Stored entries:
[START]
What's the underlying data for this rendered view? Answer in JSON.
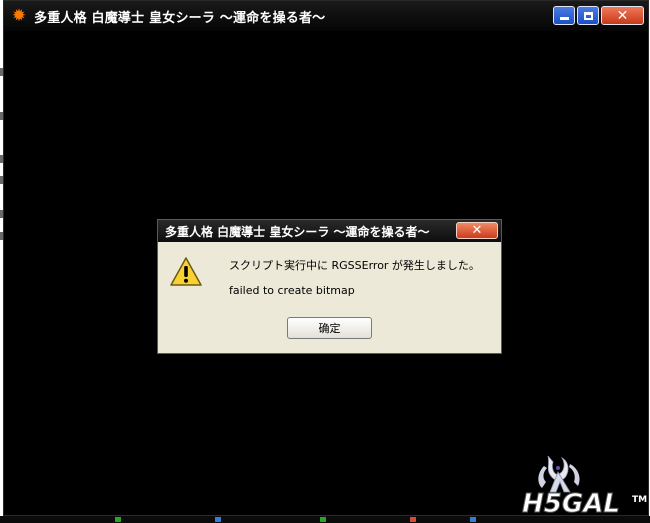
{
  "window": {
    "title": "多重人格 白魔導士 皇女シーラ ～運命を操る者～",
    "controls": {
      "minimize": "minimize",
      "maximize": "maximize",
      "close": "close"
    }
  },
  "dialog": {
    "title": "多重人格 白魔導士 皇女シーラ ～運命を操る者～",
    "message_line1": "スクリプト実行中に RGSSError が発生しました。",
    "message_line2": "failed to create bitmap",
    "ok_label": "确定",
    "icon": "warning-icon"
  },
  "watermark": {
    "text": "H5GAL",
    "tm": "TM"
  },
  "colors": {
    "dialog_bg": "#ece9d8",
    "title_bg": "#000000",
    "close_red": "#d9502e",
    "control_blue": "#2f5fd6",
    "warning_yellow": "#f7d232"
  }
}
[END]
[START]
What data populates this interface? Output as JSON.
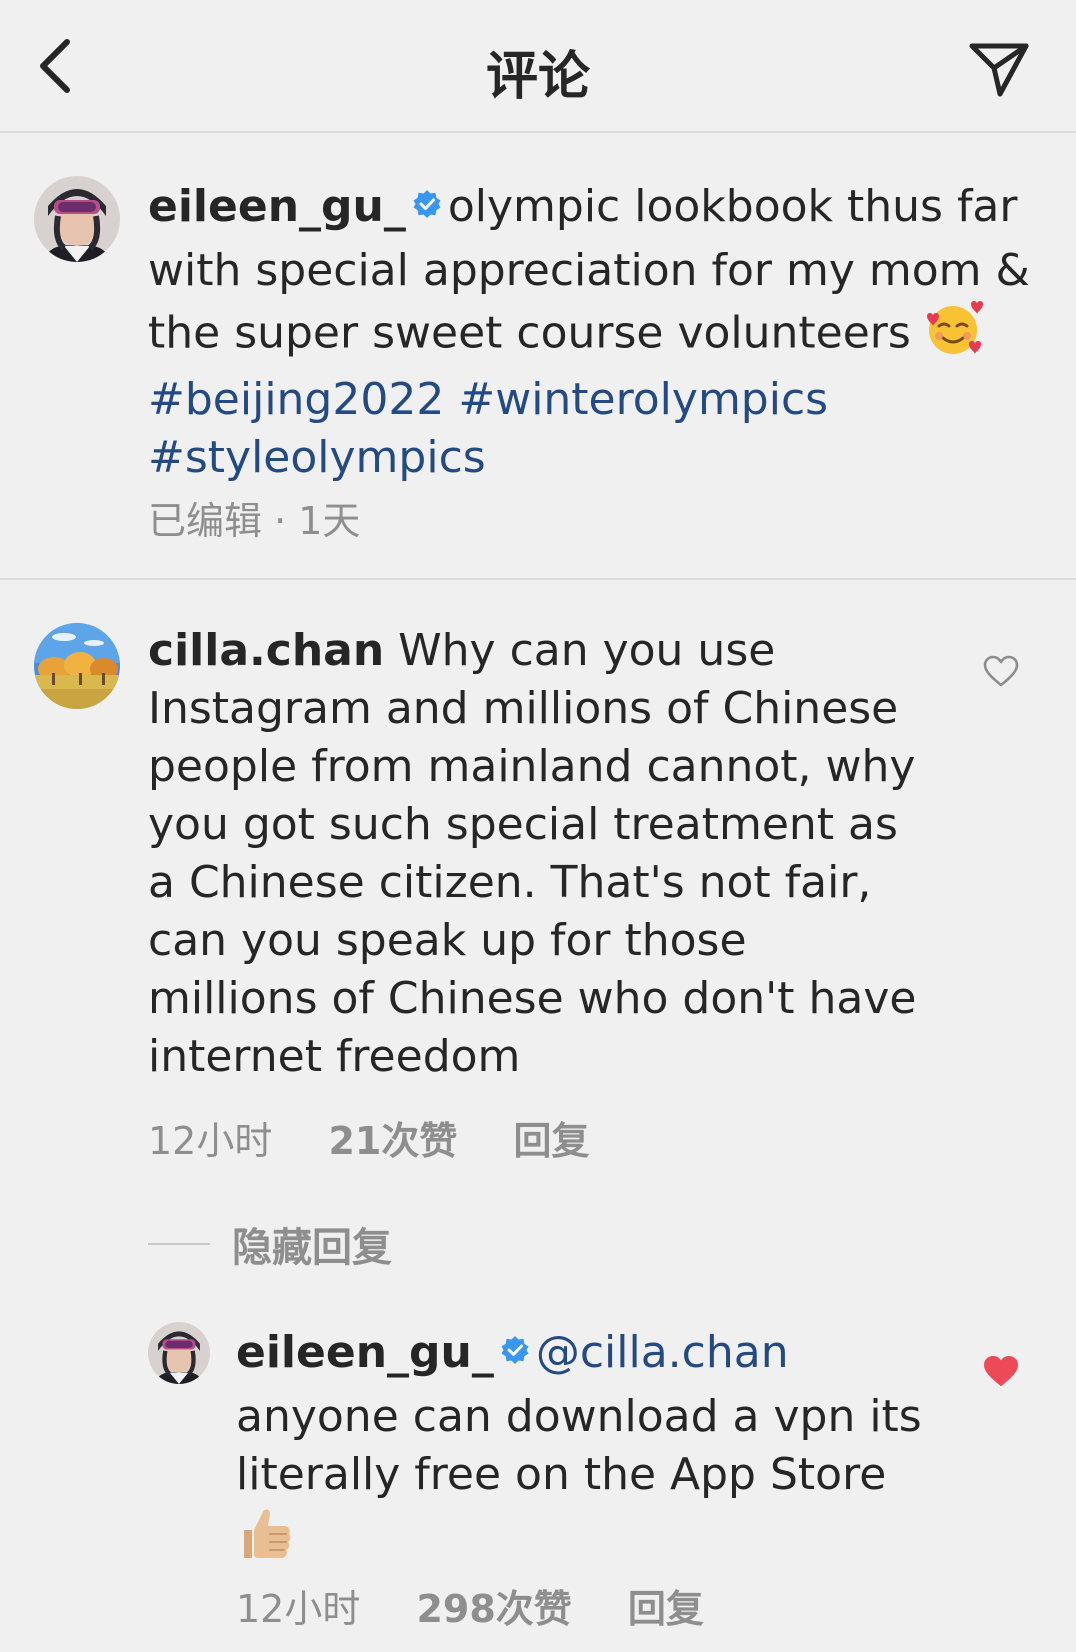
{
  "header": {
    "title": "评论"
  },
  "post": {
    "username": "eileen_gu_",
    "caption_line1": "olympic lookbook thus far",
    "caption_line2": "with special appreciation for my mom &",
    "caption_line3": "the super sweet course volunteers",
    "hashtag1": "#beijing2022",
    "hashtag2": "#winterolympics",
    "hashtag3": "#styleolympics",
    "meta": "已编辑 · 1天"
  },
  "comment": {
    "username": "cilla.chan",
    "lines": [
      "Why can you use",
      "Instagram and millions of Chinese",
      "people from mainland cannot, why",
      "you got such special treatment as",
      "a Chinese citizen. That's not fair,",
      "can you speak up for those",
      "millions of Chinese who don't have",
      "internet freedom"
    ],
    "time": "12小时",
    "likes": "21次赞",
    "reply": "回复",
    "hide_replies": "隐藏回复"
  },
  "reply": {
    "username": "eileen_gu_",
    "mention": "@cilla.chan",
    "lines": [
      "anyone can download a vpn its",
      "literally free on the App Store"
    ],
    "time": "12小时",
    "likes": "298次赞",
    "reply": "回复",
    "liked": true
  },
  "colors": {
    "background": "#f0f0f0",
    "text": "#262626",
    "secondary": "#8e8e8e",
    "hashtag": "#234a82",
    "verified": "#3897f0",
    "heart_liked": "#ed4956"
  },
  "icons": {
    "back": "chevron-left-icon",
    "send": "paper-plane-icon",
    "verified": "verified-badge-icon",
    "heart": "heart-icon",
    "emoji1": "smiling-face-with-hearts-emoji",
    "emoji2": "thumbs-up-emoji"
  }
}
[END]
[START]
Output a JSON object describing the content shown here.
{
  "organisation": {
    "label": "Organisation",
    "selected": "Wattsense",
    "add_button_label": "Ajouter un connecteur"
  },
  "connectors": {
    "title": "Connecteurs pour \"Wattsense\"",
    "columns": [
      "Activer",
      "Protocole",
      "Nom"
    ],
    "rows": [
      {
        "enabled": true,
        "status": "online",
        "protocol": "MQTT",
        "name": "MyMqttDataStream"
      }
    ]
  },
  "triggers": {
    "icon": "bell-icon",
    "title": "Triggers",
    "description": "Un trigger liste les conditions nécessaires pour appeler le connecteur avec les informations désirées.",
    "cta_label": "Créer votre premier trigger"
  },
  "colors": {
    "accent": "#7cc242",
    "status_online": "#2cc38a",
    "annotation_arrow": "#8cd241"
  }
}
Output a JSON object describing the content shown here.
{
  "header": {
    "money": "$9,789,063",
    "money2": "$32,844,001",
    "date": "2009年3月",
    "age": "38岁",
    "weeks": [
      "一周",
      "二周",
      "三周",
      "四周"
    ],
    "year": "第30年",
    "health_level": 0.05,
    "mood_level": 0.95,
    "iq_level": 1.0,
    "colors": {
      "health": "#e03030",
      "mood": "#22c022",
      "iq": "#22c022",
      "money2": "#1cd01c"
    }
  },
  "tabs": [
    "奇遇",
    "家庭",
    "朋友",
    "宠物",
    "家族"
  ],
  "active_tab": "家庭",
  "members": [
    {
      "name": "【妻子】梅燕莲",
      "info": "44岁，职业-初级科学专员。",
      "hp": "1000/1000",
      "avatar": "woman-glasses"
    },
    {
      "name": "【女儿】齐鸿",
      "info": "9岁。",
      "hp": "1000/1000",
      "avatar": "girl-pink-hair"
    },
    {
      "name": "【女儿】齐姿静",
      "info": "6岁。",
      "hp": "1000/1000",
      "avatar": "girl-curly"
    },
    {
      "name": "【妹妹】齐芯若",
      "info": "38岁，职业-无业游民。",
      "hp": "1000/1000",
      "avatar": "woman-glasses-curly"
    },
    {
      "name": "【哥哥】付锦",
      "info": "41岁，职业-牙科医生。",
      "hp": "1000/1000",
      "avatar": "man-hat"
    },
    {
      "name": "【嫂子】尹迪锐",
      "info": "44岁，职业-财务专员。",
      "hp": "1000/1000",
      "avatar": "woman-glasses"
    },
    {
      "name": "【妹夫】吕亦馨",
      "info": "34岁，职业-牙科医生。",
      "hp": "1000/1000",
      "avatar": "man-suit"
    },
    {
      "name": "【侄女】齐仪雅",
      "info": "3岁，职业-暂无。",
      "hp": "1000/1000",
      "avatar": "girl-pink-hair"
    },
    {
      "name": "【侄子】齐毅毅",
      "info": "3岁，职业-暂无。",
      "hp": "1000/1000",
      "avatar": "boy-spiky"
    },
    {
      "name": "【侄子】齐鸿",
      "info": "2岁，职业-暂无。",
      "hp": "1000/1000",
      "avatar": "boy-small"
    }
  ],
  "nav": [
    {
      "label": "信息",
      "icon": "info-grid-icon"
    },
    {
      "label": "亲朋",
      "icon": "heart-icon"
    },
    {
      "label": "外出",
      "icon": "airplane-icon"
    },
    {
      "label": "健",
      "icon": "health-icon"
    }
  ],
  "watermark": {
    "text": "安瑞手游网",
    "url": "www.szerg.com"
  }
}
[END]
> **Exercise prompt**: Where a line holds "Wattsense", copy that line.

> **Solution to this task**:
    "selected": "Wattsense",
    "title": "Connecteurs pour \"Wattsense\"",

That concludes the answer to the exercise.